WHAT IS REQUIRED:
Among the entries below, find the lines with "limited" and copy them.

SUPPLIED INFORMATION:
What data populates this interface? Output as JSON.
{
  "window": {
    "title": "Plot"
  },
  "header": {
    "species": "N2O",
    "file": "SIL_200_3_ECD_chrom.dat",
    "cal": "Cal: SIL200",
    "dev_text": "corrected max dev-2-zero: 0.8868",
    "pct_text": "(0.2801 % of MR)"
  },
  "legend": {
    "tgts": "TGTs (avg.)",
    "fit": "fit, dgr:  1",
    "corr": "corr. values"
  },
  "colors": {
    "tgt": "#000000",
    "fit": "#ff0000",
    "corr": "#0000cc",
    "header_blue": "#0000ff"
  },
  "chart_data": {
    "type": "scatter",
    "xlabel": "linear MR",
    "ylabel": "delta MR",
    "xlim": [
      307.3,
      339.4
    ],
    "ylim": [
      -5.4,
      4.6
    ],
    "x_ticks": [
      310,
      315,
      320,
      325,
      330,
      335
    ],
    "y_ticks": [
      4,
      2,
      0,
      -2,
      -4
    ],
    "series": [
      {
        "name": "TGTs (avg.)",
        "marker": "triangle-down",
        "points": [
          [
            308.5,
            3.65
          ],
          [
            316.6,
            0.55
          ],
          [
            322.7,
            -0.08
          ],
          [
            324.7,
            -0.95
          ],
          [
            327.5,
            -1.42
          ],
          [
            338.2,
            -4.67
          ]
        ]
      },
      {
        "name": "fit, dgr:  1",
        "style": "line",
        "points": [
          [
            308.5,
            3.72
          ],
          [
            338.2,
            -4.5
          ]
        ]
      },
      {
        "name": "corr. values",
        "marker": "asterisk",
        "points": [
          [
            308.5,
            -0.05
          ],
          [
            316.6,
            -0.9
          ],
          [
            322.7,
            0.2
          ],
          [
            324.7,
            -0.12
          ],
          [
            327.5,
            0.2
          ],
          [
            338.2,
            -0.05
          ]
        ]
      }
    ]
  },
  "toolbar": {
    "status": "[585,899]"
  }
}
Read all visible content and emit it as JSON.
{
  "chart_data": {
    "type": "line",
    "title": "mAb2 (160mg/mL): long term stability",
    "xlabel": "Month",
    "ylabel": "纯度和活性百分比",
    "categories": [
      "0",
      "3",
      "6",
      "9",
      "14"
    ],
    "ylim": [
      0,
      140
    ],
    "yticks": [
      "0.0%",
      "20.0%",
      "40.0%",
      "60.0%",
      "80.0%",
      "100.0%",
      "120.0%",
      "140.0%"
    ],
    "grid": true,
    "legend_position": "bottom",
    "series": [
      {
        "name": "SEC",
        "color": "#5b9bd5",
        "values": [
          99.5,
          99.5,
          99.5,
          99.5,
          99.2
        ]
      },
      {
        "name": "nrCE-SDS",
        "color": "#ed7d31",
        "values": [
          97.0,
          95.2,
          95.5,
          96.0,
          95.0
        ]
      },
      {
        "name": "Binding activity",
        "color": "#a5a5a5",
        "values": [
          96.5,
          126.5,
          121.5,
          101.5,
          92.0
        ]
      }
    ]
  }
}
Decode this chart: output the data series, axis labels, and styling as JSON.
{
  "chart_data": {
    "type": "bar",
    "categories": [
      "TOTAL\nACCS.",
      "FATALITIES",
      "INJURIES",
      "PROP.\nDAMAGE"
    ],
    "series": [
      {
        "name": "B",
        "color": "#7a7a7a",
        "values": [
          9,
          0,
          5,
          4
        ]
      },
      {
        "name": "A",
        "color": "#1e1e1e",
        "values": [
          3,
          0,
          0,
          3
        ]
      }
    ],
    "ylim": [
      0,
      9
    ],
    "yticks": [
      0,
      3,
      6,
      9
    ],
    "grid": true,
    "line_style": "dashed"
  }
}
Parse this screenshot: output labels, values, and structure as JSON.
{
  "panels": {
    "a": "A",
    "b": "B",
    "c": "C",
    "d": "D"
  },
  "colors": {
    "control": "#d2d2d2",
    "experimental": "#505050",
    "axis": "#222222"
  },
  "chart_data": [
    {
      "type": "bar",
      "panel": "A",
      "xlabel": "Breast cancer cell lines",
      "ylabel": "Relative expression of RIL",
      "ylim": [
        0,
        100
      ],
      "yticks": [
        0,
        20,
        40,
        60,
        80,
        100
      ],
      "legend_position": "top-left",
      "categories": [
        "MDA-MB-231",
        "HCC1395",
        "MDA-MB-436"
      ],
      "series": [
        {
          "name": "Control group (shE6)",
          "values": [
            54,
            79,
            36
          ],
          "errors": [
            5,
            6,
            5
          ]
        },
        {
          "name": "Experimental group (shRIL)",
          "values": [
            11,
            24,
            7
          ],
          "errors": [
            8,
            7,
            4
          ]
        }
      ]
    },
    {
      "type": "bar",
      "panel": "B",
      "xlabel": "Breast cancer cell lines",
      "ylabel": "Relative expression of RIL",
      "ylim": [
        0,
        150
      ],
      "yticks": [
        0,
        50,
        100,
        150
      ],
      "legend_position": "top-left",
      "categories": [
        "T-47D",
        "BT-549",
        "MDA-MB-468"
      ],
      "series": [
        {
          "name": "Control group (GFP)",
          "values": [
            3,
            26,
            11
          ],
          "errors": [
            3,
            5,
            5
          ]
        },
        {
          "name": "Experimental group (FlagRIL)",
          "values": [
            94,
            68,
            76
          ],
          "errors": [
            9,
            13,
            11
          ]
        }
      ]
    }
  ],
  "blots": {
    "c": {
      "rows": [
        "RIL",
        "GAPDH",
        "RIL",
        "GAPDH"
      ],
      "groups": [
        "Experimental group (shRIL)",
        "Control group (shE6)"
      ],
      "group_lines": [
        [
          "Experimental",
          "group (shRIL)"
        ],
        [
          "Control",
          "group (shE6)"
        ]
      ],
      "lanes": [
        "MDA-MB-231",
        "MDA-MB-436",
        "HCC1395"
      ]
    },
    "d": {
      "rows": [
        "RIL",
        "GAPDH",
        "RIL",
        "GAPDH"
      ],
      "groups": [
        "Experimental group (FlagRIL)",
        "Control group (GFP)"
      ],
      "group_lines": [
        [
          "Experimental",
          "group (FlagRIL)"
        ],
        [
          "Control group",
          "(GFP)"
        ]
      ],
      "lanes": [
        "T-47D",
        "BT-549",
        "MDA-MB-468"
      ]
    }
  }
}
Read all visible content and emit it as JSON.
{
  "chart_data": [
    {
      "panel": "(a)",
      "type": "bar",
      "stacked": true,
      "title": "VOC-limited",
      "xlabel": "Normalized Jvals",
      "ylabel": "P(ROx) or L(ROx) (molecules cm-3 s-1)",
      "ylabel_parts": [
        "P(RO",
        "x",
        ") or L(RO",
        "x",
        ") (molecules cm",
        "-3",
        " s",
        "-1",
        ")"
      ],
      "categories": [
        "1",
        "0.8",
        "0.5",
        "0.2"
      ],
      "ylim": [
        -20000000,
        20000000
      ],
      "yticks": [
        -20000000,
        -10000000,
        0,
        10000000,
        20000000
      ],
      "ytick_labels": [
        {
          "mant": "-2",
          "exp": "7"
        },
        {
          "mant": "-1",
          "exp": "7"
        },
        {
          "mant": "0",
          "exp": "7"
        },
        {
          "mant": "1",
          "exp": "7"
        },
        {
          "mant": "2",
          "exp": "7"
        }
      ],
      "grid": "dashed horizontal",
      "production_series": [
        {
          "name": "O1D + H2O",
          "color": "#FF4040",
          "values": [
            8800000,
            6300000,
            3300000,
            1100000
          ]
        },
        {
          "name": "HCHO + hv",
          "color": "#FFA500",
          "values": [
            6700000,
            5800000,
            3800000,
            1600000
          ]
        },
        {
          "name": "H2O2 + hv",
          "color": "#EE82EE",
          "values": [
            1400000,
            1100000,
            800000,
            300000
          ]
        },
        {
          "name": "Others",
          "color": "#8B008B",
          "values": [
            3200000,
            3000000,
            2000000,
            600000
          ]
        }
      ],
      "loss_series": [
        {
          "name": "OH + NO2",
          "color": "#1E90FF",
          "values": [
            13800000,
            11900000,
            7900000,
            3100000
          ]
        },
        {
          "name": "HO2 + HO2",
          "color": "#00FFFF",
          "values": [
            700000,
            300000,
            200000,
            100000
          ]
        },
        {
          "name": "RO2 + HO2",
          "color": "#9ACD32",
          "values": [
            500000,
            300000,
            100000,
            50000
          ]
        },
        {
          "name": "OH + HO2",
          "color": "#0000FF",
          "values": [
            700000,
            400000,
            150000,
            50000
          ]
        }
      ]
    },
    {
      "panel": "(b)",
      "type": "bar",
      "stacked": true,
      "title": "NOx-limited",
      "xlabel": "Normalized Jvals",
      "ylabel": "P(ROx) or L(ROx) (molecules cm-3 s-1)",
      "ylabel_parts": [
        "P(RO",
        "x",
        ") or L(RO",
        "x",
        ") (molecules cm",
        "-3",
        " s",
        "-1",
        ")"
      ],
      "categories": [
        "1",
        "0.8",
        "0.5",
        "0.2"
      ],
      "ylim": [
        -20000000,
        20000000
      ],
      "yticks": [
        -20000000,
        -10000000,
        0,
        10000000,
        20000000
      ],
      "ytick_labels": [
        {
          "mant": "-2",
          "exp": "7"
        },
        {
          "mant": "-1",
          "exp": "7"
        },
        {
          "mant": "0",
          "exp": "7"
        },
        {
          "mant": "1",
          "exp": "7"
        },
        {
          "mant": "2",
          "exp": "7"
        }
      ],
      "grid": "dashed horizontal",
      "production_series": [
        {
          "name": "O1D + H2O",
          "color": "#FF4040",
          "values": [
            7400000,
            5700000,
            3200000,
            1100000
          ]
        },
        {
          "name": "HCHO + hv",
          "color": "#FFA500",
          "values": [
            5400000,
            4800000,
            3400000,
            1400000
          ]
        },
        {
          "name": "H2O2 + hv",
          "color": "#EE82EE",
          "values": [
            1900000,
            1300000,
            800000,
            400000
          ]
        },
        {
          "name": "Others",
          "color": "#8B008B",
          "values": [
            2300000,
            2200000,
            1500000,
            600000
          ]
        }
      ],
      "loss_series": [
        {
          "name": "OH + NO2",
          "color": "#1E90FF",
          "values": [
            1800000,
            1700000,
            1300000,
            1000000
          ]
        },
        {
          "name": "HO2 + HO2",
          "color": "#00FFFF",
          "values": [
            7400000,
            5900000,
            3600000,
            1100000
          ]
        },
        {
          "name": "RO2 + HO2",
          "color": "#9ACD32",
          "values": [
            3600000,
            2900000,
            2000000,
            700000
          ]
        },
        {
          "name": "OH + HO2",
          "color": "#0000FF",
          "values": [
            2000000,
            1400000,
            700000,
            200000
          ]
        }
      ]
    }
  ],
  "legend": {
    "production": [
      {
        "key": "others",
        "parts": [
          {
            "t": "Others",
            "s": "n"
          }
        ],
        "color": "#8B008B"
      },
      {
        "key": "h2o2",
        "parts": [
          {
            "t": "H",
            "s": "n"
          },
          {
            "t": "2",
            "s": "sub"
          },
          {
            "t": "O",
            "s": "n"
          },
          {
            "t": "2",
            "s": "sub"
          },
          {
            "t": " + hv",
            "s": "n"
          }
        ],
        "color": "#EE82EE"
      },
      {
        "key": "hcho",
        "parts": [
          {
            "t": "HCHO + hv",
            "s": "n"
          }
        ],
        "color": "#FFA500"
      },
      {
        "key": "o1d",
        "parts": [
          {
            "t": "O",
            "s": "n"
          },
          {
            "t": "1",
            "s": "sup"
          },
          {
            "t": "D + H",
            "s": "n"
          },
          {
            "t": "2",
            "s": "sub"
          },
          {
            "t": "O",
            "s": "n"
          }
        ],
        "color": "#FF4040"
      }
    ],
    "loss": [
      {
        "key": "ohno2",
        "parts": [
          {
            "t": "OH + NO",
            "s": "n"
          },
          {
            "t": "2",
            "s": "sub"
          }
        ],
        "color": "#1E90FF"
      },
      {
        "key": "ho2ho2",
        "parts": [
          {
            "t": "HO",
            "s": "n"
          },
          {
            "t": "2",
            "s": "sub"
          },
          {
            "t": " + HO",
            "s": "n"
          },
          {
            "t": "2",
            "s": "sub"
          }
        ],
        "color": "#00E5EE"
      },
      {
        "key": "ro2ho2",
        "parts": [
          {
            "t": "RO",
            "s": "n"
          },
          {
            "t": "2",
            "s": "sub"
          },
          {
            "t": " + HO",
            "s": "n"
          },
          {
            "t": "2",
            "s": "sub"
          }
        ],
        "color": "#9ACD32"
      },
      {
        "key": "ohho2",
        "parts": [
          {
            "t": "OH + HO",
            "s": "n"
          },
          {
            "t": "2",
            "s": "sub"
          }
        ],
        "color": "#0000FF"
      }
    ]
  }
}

EXERCISE RESPONSE:
      "title": "VOC-limited",
      "title": "NOx-limited",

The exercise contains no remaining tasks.